Aim of the task: Go through the records underneath and write each one out again exactly.

(Stored items from a collection)

┌──

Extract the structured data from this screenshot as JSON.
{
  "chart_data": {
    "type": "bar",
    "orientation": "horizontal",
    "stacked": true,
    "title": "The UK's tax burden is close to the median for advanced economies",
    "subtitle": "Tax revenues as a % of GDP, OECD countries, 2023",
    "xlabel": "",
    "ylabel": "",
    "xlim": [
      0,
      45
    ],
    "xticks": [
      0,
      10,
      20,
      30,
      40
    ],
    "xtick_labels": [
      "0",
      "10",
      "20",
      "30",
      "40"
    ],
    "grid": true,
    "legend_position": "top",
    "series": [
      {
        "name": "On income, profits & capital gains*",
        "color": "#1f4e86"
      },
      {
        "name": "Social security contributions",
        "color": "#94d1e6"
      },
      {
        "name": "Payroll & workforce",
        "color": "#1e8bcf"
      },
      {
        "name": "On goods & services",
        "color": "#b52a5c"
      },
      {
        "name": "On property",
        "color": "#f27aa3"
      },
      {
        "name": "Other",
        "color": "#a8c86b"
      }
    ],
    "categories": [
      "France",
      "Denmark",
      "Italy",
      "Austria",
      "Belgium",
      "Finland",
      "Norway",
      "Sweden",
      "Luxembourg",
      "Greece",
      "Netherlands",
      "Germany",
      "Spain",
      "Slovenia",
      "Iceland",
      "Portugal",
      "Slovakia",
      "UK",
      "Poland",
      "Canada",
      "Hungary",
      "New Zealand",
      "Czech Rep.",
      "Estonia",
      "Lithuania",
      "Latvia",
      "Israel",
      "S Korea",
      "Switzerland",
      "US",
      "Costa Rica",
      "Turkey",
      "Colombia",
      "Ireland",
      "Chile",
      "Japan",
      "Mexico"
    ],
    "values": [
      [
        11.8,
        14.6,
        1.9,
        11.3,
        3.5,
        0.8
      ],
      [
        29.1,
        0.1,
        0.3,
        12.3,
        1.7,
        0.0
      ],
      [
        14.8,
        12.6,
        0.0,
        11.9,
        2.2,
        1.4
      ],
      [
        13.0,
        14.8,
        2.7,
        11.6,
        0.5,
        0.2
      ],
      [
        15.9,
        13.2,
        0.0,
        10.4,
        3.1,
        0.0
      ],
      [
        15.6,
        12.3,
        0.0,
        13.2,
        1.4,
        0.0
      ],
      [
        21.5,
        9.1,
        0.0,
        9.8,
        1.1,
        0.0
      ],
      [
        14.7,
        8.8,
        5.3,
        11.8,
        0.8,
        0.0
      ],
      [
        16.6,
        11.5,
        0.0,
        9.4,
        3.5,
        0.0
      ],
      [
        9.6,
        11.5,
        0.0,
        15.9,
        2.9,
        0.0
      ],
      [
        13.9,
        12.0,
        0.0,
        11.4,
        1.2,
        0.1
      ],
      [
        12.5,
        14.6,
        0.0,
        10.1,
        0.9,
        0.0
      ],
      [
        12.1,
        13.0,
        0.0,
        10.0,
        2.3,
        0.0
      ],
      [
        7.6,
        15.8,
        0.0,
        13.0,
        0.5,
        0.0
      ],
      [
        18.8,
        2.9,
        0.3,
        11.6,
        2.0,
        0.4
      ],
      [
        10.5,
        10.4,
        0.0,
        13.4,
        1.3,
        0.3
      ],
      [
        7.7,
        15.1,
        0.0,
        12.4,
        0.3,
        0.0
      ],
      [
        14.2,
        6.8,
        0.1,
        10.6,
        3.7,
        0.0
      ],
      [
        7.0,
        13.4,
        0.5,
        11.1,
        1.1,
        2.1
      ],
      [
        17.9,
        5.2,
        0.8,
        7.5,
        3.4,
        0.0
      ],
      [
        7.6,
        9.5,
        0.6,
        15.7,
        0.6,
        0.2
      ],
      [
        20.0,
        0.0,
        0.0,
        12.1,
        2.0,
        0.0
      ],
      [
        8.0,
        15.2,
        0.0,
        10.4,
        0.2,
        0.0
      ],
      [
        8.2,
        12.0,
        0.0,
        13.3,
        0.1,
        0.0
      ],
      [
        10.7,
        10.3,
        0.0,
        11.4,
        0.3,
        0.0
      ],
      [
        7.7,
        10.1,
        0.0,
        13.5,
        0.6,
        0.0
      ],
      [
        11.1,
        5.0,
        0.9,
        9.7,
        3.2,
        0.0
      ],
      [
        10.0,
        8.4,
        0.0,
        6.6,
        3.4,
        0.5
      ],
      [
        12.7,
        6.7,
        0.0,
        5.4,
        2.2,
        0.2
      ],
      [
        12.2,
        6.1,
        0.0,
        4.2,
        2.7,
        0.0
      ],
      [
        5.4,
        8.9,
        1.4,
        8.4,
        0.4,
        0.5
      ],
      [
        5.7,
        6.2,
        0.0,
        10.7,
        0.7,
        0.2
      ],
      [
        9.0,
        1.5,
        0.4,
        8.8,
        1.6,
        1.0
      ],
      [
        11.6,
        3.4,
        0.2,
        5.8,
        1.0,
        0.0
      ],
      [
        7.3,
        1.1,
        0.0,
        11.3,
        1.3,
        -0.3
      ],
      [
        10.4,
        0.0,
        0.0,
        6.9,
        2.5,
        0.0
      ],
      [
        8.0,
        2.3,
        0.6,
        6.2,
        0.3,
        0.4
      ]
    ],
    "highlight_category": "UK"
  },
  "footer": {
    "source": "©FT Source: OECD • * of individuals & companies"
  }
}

└──

Solution for this problem:
Extract the structured data from this screenshot as JSON.
{
  "chart_data": {
    "type": "bar",
    "orientation": "horizontal",
    "stacked": true,
    "title": "The UK's tax burden is close to the median for advanced economies",
    "subtitle": "Tax revenues as a % of GDP, OECD countries, 2023",
    "xlabel": "",
    "ylabel": "",
    "xlim": [
      0,
      45
    ],
    "xticks": [
      0,
      10,
      20,
      30,
      40
    ],
    "xtick_labels": [
      "0",
      "10",
      "20",
      "30",
      "40"
    ],
    "grid": true,
    "legend_position": "top",
    "series": [
      {
        "name": "On income, profits & capital gains*",
        "color": "#1f4e86"
      },
      {
        "name": "Social security contributions",
        "color": "#94d1e6"
      },
      {
        "name": "Payroll & workforce",
        "color": "#1e8bcf"
      },
      {
        "name": "On goods & services",
        "color": "#b52a5c"
      },
      {
        "name": "On property",
        "color": "#f27aa3"
      },
      {
        "name": "Other",
        "color": "#a8c86b"
      }
    ],
    "categories": [
      "France",
      "Denmark",
      "Italy",
      "Austria",
      "Belgium",
      "Finland",
      "Norway",
      "Sweden",
      "Luxembourg",
      "Greece",
      "Netherlands",
      "Germany",
      "Spain",
      "Slovenia",
      "Iceland",
      "Portugal",
      "Slovakia",
      "UK",
      "Poland",
      "Canada",
      "Hungary",
      "New Zealand",
      "Czech Rep.",
      "Estonia",
      "Lithuania",
      "Latvia",
      "Israel",
      "S Korea",
      "Switzerland",
      "US",
      "Costa Rica",
      "Turkey",
      "Colombia",
      "Ireland",
      "Chile",
      "Japan",
      "Mexico"
    ],
    "values": [
      [
        11.8,
        14.6,
        1.9,
        11.3,
        3.5,
        0.8
      ],
      [
        29.1,
        0.1,
        0.3,
        12.3,
        1.7,
        0.0
      ],
      [
        14.8,
        12.6,
        0.0,
        11.9,
        2.2,
        1.4
      ],
      [
        13.0,
        14.8,
        2.7,
        11.6,
        0.5,
        0.2
      ],
      [
        15.9,
        13.2,
        0.0,
        10.4,
        3.1,
        0.0
      ],
      [
        15.6,
        12.3,
        0.0,
        13.2,
        1.4,
        0.0
      ],
      [
        21.5,
        9.1,
        0.0,
        9.8,
        1.1,
        0.0
      ],
      [
        14.7,
        8.8,
        5.3,
        11.8,
        0.8,
        0.0
      ],
      [
        16.6,
        11.5,
        0.0,
        9.4,
        3.5,
        0.0
      ],
      [
        9.6,
        11.5,
        0.0,
        15.9,
        2.9,
        0.0
      ],
      [
        13.9,
        12.0,
        0.0,
        11.4,
        1.2,
        0.1
      ],
      [
        12.5,
        14.6,
        0.0,
        10.1,
        0.9,
        0.0
      ],
      [
        12.1,
        13.0,
        0.0,
        10.0,
        2.3,
        0.0
      ],
      [
        7.6,
        15.8,
        0.0,
        13.0,
        0.5,
        0.0
      ],
      [
        18.8,
        2.9,
        0.3,
        11.6,
        2.0,
        0.4
      ],
      [
        10.5,
        10.4,
        0.0,
        13.4,
        1.3,
        0.3
      ],
      [
        7.7,
        15.1,
        0.0,
        12.4,
        0.3,
        0.0
      ],
      [
        14.2,
        6.8,
        0.1,
        10.6,
        3.7,
        0.0
      ],
      [
        7.0,
        13.4,
        0.5,
        11.1,
        1.1,
        2.1
      ],
      [
        17.9,
        5.2,
        0.8,
        7.5,
        3.4,
        0.0
      ],
      [
        7.6,
        9.5,
        0.6,
        15.7,
        0.6,
        0.2
      ],
      [
        20.0,
        0.0,
        0.0,
        12.1,
        2.0,
        0.0
      ],
      [
        8.0,
        15.2,
        0.0,
        10.4,
        0.2,
        0.0
      ],
      [
        8.2,
        12.0,
        0.0,
        13.3,
        0.1,
        0.0
      ],
      [
        10.7,
        10.3,
        0.0,
        11.4,
        0.3,
        0.0
      ],
      [
        7.7,
        10.1,
        0.0,
        13.5,
        0.6,
        0.0
      ],
      [
        11.1,
        5.0,
        0.9,
        9.7,
        3.2,
        0.0
      ],
      [
        10.0,
        8.4,
        0.0,
        6.6,
        3.4,
        0.5
      ],
      [
        12.7,
        6.7,
        0.0,
        5.4,
        2.2,
        0.2
      ],
      [
        12.2,
        6.1,
        0.0,
        4.2,
        2.7,
        0.0
      ],
      [
        5.4,
        8.9,
        1.4,
        8.4,
        0.4,
        0.5
      ],
      [
        5.7,
        6.2,
        0.0,
        10.7,
        0.7,
        0.2
      ],
      [
        9.0,
        1.5,
        0.4,
        8.8,
        1.6,
        1.0
      ],
      [
        11.6,
        3.4,
        0.2,
        5.8,
        1.0,
        0.0
      ],
      [
        7.3,
        1.1,
        0.0,
        11.3,
        1.3,
        -0.3
      ],
      [
        10.4,
        0.0,
        0.0,
        6.9,
        2.5,
        0.0
      ],
      [
        8.0,
        2.3,
        0.6,
        6.2,
        0.3,
        0.4
      ]
    ],
    "highlight_category": "UK"
  },
  "footer": {
    "source": "©FT Source: OECD • * of individuals & companies"
  }
}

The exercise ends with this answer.